#### THE REQUEST:
Every entry below must appear again, exactly as written.

● ● ● ● ● ● ●

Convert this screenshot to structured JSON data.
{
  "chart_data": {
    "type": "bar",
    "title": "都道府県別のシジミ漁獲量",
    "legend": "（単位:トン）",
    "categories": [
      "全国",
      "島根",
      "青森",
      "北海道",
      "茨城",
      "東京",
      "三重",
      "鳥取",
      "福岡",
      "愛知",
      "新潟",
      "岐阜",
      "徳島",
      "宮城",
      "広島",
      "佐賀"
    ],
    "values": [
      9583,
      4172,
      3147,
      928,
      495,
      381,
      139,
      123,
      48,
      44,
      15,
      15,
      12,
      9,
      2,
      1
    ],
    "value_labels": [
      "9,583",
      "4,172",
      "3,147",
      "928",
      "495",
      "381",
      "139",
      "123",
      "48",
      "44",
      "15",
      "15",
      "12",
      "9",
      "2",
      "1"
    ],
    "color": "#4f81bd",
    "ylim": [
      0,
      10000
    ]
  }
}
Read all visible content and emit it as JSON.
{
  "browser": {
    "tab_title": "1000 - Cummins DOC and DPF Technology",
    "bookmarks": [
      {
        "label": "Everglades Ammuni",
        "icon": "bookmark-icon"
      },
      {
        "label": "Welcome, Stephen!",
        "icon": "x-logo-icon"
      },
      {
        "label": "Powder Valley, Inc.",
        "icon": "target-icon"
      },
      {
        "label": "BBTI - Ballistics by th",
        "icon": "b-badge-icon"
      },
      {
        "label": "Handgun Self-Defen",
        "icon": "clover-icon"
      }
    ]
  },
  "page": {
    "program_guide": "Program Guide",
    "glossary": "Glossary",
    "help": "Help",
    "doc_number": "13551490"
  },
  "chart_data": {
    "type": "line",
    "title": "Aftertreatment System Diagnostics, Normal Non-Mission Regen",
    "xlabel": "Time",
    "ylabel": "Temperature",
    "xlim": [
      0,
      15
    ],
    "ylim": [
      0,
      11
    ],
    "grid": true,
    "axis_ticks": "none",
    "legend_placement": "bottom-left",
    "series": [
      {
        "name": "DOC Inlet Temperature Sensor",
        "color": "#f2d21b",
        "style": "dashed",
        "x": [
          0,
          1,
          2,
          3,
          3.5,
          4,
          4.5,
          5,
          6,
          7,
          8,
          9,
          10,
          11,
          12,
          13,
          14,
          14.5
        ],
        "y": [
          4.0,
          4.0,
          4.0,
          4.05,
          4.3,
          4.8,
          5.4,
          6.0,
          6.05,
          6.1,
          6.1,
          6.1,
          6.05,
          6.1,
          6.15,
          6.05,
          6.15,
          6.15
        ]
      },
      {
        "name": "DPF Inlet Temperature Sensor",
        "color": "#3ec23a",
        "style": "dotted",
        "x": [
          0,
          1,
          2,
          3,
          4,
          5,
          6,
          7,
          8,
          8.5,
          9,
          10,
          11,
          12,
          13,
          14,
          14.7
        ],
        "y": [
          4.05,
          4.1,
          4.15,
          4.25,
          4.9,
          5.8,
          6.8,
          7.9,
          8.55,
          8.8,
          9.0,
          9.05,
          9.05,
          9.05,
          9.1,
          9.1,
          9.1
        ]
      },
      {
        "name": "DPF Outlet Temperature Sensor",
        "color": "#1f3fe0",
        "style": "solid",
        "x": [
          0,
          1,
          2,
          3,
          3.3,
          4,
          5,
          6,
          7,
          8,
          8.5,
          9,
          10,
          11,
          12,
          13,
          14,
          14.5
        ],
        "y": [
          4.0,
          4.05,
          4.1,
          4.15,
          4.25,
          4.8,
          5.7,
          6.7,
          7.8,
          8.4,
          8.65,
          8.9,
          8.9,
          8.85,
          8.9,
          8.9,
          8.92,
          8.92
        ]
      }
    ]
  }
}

● ● ● ● ● ● ●

#### COMPLETE OUTPUT:
Convert this screenshot to structured JSON data.
{
  "chart_data": {
    "type": "bar",
    "title": "都道府県別のシジミ漁獲量",
    "legend": "（単位:トン）",
    "categories": [
      "全国",
      "島根",
      "青森",
      "北海道",
      "茨城",
      "東京",
      "三重",
      "鳥取",
      "福岡",
      "愛知",
      "新潟",
      "岐阜",
      "徳島",
      "宮城",
      "広島",
      "佐賀"
    ],
    "values": [
      9583,
      4172,
      3147,
      928,
      495,
      381,
      139,
      123,
      48,
      44,
      15,
      15,
      12,
      9,
      2,
      1
    ],
    "value_labels": [
      "9,583",
      "4,172",
      "3,147",
      "928",
      "495",
      "381",
      "139",
      "123",
      "48",
      "44",
      "15",
      "15",
      "12",
      "9",
      "2",
      "1"
    ],
    "color": "#4f81bd",
    "ylim": [
      0,
      10000
    ]
  }
}
Read all visible content and emit it as JSON.
{
  "browser": {
    "tab_title": "1000 - Cummins DOC and DPF Technology",
    "bookmarks": [
      {
        "label": "Everglades Ammuni",
        "icon": "bookmark-icon"
      },
      {
        "label": "Welcome, Stephen!",
        "icon": "x-logo-icon"
      },
      {
        "label": "Powder Valley, Inc.",
        "icon": "target-icon"
      },
      {
        "label": "BBTI - Ballistics by th",
        "icon": "b-badge-icon"
      },
      {
        "label": "Handgun Self-Defen",
        "icon": "clover-icon"
      }
    ]
  },
  "page": {
    "program_guide": "Program Guide",
    "glossary": "Glossary",
    "help": "Help",
    "doc_number": "13551490"
  },
  "chart_data": {
    "type": "line",
    "title": "Aftertreatment System Diagnostics, Normal Non-Mission Regen",
    "xlabel": "Time",
    "ylabel": "Temperature",
    "xlim": [
      0,
      15
    ],
    "ylim": [
      0,
      11
    ],
    "grid": true,
    "axis_ticks": "none",
    "legend_placement": "bottom-left",
    "series": [
      {
        "name": "DOC Inlet Temperature Sensor",
        "color": "#f2d21b",
        "style": "dashed",
        "x": [
          0,
          1,
          2,
          3,
          3.5,
          4,
          4.5,
          5,
          6,
          7,
          8,
          9,
          10,
          11,
          12,
          13,
          14,
          14.5
        ],
        "y": [
          4.0,
          4.0,
          4.0,
          4.05,
          4.3,
          4.8,
          5.4,
          6.0,
          6.05,
          6.1,
          6.1,
          6.1,
          6.05,
          6.1,
          6.15,
          6.05,
          6.15,
          6.15
        ]
      },
      {
        "name": "DPF Inlet Temperature Sensor",
        "color": "#3ec23a",
        "style": "dotted",
        "x": [
          0,
          1,
          2,
          3,
          4,
          5,
          6,
          7,
          8,
          8.5,
          9,
          10,
          11,
          12,
          13,
          14,
          14.7
        ],
        "y": [
          4.05,
          4.1,
          4.15,
          4.25,
          4.9,
          5.8,
          6.8,
          7.9,
          8.55,
          8.8,
          9.0,
          9.05,
          9.05,
          9.05,
          9.1,
          9.1,
          9.1
        ]
      },
      {
        "name": "DPF Outlet Temperature Sensor",
        "color": "#1f3fe0",
        "style": "solid",
        "x": [
          0,
          1,
          2,
          3,
          3.3,
          4,
          5,
          6,
          7,
          8,
          8.5,
          9,
          10,
          11,
          12,
          13,
          14,
          14.5
        ],
        "y": [
          4.0,
          4.05,
          4.1,
          4.15,
          4.25,
          4.8,
          5.7,
          6.7,
          7.8,
          8.4,
          8.65,
          8.9,
          8.9,
          8.85,
          8.9,
          8.9,
          8.92,
          8.92
        ]
      }
    ]
  }
}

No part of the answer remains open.